**PROBLEM TO WORK ON**
Pull each line holding "screenshot" out of the entries below.

**THE RECORDS**
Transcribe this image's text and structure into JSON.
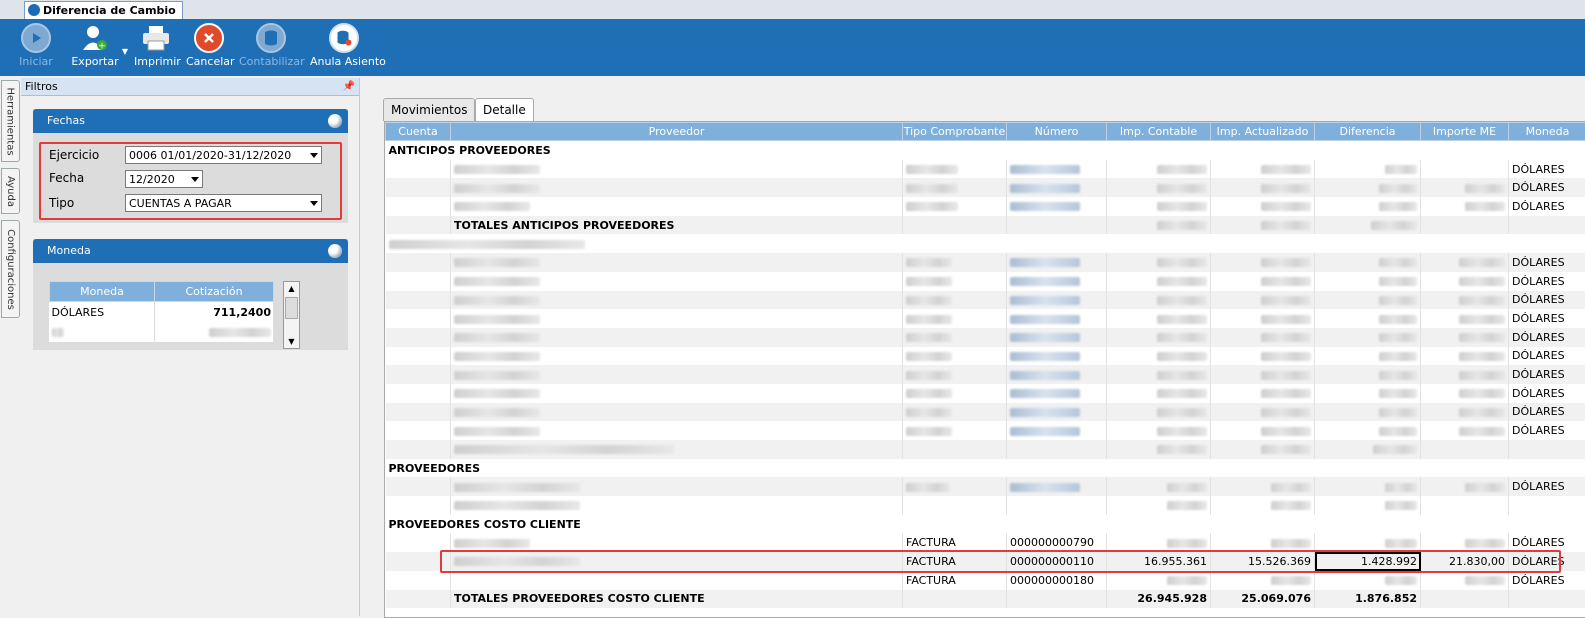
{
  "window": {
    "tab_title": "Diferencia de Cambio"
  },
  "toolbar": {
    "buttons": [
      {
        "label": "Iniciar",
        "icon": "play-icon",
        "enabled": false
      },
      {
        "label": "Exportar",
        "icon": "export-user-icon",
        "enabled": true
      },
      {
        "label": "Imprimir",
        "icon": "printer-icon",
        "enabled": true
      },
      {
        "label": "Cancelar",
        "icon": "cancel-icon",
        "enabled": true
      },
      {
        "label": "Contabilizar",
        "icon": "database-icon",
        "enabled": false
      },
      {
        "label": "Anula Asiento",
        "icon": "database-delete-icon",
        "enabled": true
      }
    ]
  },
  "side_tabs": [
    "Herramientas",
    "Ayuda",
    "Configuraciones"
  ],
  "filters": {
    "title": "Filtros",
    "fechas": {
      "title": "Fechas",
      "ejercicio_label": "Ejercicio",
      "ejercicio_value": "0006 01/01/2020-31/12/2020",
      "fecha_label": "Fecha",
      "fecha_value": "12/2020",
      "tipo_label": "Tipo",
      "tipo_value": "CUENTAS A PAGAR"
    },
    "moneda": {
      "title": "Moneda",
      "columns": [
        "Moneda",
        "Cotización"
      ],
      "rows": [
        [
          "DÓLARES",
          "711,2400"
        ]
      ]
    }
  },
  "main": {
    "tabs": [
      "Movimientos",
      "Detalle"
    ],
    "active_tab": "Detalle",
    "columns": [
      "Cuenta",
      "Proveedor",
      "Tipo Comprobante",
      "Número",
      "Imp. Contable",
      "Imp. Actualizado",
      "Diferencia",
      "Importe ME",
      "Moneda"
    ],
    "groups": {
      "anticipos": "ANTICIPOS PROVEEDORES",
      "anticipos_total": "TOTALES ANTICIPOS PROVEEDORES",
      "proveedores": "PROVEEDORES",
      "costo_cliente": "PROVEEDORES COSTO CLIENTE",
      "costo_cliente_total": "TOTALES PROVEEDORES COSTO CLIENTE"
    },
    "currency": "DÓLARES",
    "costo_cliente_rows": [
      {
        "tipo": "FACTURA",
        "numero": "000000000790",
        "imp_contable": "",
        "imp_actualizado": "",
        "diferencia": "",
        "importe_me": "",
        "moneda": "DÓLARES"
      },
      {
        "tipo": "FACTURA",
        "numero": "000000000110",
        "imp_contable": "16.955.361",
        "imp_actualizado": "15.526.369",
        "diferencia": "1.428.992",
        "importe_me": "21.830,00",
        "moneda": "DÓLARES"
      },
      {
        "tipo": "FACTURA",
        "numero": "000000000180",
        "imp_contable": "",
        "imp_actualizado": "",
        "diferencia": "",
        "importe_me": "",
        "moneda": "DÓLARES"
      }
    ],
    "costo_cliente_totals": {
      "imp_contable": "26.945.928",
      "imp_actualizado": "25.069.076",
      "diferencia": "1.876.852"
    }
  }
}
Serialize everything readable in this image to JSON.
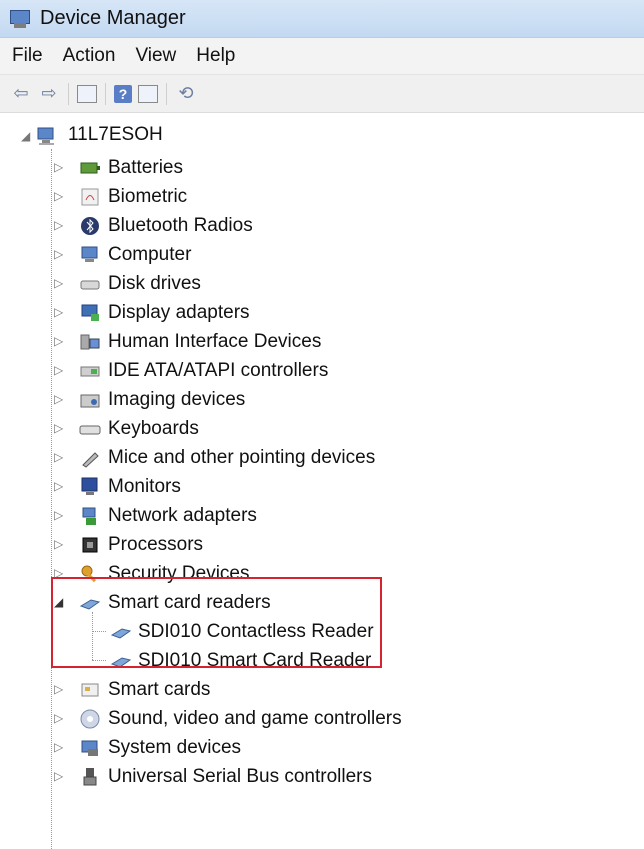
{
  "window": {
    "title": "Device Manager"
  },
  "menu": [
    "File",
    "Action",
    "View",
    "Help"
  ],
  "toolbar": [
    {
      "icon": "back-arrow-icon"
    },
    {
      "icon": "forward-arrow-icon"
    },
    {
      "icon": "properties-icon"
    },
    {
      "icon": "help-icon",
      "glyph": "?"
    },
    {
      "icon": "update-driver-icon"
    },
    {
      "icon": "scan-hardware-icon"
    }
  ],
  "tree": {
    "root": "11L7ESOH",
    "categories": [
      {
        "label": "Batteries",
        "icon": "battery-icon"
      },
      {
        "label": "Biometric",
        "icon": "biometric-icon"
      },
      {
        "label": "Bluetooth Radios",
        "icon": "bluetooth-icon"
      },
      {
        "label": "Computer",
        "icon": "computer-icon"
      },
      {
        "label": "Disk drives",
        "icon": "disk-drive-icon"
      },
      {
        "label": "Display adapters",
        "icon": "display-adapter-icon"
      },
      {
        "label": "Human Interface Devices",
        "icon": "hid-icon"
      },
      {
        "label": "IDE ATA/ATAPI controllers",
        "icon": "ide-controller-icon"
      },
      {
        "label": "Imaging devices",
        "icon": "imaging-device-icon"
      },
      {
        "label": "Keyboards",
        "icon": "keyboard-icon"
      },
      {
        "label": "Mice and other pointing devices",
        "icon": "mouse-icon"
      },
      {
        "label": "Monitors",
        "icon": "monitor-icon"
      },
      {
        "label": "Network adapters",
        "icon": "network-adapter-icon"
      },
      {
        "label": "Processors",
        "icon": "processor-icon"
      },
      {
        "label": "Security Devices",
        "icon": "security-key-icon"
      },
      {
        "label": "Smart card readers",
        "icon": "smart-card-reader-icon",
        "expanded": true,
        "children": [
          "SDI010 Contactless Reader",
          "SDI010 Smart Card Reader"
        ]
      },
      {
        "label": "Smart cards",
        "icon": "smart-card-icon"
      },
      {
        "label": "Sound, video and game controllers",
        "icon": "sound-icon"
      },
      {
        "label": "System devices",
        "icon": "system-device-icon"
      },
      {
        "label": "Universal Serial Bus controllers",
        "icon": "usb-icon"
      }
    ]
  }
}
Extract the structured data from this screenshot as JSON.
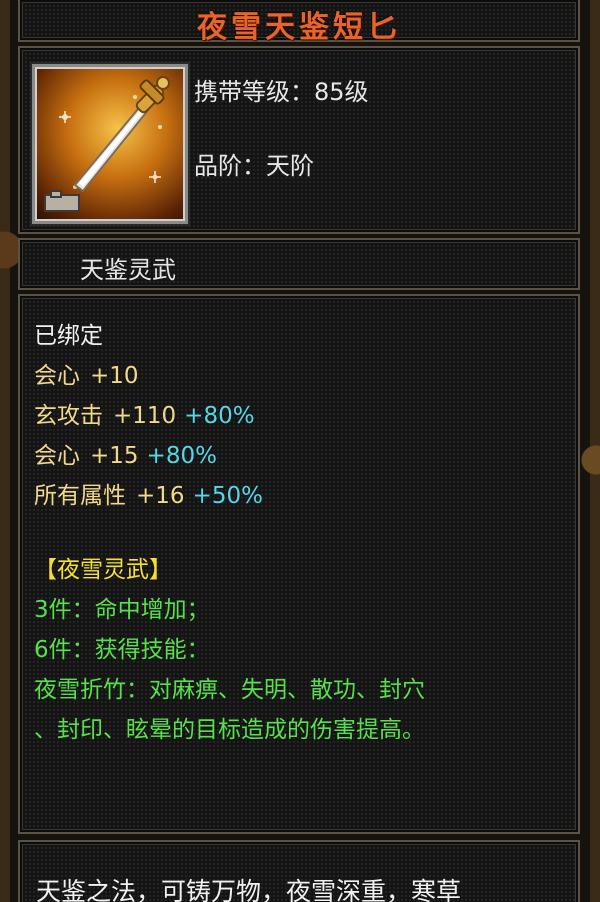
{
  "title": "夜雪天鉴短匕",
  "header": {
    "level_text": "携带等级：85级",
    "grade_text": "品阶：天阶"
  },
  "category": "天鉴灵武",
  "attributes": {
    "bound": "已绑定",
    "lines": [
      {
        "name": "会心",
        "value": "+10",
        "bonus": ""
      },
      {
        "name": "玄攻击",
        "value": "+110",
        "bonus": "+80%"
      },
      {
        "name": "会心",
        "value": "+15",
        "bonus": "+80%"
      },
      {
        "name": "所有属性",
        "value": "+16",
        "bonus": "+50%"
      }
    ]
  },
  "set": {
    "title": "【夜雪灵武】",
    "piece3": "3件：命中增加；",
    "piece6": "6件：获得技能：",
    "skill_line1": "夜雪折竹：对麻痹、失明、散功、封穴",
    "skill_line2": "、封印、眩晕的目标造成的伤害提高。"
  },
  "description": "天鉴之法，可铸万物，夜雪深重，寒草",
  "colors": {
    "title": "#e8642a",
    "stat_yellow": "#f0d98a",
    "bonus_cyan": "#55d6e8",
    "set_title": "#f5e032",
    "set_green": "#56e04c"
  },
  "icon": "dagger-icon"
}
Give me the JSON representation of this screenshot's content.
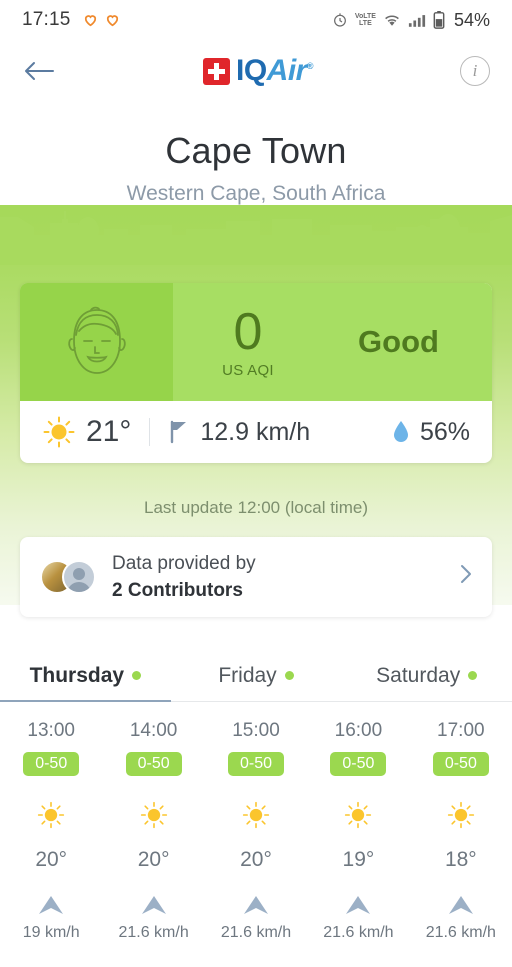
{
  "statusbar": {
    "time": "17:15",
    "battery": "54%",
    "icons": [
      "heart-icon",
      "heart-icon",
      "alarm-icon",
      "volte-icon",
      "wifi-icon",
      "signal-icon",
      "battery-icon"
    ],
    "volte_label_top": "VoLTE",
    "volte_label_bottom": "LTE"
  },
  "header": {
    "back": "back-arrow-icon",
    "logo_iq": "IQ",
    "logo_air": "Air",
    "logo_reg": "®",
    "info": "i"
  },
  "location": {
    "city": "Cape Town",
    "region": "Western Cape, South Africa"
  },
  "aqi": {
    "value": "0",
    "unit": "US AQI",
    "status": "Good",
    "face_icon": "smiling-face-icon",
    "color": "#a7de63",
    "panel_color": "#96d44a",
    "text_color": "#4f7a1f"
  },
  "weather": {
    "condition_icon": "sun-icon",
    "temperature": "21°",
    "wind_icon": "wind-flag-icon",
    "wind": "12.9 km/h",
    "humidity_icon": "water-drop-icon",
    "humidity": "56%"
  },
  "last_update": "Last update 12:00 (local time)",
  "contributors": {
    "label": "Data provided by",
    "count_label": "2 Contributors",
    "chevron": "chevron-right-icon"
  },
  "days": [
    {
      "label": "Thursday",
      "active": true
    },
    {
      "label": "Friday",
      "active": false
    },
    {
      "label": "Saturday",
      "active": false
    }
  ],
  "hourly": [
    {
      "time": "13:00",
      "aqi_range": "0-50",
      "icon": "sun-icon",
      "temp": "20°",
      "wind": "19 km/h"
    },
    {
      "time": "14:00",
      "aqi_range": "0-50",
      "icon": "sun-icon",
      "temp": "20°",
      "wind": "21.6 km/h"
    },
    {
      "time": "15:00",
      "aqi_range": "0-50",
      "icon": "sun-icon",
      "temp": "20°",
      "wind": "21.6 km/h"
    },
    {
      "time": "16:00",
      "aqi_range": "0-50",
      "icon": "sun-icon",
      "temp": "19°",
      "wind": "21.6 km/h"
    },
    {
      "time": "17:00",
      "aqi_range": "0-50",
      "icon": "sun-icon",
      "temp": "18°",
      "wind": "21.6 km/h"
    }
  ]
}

**WRITTEN SOLUTION**
Extract the structured data from this screenshot as JSON.
Give me the JSON representation of this screenshot's content.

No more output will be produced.